(Dataset excerpts)
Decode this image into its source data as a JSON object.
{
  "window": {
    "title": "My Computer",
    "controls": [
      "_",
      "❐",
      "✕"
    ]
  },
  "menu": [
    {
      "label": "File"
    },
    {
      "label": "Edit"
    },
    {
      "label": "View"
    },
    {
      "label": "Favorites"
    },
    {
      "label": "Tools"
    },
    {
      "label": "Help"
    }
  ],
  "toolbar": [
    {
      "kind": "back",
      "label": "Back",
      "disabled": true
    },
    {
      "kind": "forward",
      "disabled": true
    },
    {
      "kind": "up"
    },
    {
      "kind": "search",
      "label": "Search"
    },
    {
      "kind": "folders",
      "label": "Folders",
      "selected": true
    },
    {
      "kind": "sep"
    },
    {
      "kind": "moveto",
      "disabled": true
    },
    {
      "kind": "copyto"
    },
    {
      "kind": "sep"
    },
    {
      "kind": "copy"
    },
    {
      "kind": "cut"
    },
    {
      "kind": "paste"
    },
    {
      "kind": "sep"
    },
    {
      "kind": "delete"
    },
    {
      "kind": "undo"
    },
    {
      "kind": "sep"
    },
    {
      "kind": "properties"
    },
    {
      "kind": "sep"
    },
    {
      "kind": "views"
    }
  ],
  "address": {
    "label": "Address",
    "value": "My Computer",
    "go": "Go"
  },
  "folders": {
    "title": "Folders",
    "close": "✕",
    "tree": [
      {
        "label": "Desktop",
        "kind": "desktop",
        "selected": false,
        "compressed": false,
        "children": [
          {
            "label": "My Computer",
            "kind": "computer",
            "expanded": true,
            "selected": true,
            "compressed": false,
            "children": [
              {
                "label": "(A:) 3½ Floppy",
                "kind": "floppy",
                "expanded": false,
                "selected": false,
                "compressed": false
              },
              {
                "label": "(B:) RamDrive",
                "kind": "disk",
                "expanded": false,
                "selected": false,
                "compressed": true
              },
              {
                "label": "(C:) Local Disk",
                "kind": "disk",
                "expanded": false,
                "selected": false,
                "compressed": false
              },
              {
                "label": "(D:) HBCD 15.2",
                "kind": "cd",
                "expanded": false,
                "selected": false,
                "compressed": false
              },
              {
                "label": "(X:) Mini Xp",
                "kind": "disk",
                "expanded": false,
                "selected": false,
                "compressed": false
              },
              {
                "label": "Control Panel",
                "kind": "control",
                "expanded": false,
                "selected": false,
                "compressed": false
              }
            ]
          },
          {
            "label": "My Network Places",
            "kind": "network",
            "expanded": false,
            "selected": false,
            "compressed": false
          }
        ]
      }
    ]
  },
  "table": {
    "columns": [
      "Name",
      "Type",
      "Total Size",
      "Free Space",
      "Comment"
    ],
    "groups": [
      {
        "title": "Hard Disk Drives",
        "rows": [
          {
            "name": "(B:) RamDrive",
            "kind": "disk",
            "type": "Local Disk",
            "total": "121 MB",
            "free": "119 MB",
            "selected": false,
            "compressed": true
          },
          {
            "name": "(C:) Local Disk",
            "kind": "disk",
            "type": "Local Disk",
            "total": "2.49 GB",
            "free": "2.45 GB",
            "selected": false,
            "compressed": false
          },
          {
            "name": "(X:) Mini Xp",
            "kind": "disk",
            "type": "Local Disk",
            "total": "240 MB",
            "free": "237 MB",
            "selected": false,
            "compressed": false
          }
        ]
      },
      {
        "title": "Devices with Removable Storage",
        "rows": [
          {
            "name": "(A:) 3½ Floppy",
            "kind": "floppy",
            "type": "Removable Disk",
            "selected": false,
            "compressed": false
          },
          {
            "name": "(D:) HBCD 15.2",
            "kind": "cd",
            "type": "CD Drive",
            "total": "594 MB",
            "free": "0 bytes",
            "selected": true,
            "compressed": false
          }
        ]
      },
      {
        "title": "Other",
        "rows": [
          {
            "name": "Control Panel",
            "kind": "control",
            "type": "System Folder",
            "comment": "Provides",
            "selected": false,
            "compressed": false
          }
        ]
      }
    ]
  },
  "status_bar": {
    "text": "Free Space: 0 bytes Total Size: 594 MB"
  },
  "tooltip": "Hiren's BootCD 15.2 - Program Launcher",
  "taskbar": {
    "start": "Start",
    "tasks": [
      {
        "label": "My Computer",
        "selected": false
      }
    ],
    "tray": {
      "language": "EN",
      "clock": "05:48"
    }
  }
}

What is expected: Your task is to quote the listing above word for word.

Solution for this exercise:
Decode this image into its source data as a JSON object.
{
  "window": {
    "title": "My Computer",
    "controls": [
      "_",
      "❐",
      "✕"
    ]
  },
  "menu": [
    {
      "label": "File"
    },
    {
      "label": "Edit"
    },
    {
      "label": "View"
    },
    {
      "label": "Favorites"
    },
    {
      "label": "Tools"
    },
    {
      "label": "Help"
    }
  ],
  "toolbar": [
    {
      "kind": "back",
      "label": "Back",
      "disabled": true
    },
    {
      "kind": "forward",
      "disabled": true
    },
    {
      "kind": "up"
    },
    {
      "kind": "search",
      "label": "Search"
    },
    {
      "kind": "folders",
      "label": "Folders",
      "selected": true
    },
    {
      "kind": "sep"
    },
    {
      "kind": "moveto",
      "disabled": true
    },
    {
      "kind": "copyto"
    },
    {
      "kind": "sep"
    },
    {
      "kind": "copy"
    },
    {
      "kind": "cut"
    },
    {
      "kind": "paste"
    },
    {
      "kind": "sep"
    },
    {
      "kind": "delete"
    },
    {
      "kind": "undo"
    },
    {
      "kind": "sep"
    },
    {
      "kind": "properties"
    },
    {
      "kind": "sep"
    },
    {
      "kind": "views"
    }
  ],
  "address": {
    "label": "Address",
    "value": "My Computer",
    "go": "Go"
  },
  "folders": {
    "title": "Folders",
    "close": "✕",
    "tree": [
      {
        "label": "Desktop",
        "kind": "desktop",
        "selected": false,
        "compressed": false,
        "children": [
          {
            "label": "My Computer",
            "kind": "computer",
            "expanded": true,
            "selected": true,
            "compressed": false,
            "children": [
              {
                "label": "(A:) 3½ Floppy",
                "kind": "floppy",
                "expanded": false,
                "selected": false,
                "compressed": false
              },
              {
                "label": "(B:) RamDrive",
                "kind": "disk",
                "expanded": false,
                "selected": false,
                "compressed": true
              },
              {
                "label": "(C:) Local Disk",
                "kind": "disk",
                "expanded": false,
                "selected": false,
                "compressed": false
              },
              {
                "label": "(D:) HBCD 15.2",
                "kind": "cd",
                "expanded": false,
                "selected": false,
                "compressed": false
              },
              {
                "label": "(X:) Mini Xp",
                "kind": "disk",
                "expanded": false,
                "selected": false,
                "compressed": false
              },
              {
                "label": "Control Panel",
                "kind": "control",
                "expanded": false,
                "selected": false,
                "compressed": false
              }
            ]
          },
          {
            "label": "My Network Places",
            "kind": "network",
            "expanded": false,
            "selected": false,
            "compressed": false
          }
        ]
      }
    ]
  },
  "table": {
    "columns": [
      "Name",
      "Type",
      "Total Size",
      "Free Space",
      "Comment"
    ],
    "groups": [
      {
        "title": "Hard Disk Drives",
        "rows": [
          {
            "name": "(B:) RamDrive",
            "kind": "disk",
            "type": "Local Disk",
            "total": "121 MB",
            "free": "119 MB",
            "selected": false,
            "compressed": true
          },
          {
            "name": "(C:) Local Disk",
            "kind": "disk",
            "type": "Local Disk",
            "total": "2.49 GB",
            "free": "2.45 GB",
            "selected": false,
            "compressed": false
          },
          {
            "name": "(X:) Mini Xp",
            "kind": "disk",
            "type": "Local Disk",
            "total": "240 MB",
            "free": "237 MB",
            "selected": false,
            "compressed": false
          }
        ]
      },
      {
        "title": "Devices with Removable Storage",
        "rows": [
          {
            "name": "(A:) 3½ Floppy",
            "kind": "floppy",
            "type": "Removable Disk",
            "selected": false,
            "compressed": false
          },
          {
            "name": "(D:) HBCD 15.2",
            "kind": "cd",
            "type": "CD Drive",
            "total": "594 MB",
            "free": "0 bytes",
            "selected": true,
            "compressed": false
          }
        ]
      },
      {
        "title": "Other",
        "rows": [
          {
            "name": "Control Panel",
            "kind": "control",
            "type": "System Folder",
            "comment": "Provides",
            "selected": false,
            "compressed": false
          }
        ]
      }
    ]
  },
  "status_bar": {
    "text": "Free Space: 0 bytes Total Size: 594 MB"
  },
  "tooltip": "Hiren's BootCD 15.2 - Program Launcher",
  "taskbar": {
    "start": "Start",
    "tasks": [
      {
        "label": "My Computer",
        "selected": false
      }
    ],
    "tray": {
      "language": "EN",
      "clock": "05:48"
    }
  }
}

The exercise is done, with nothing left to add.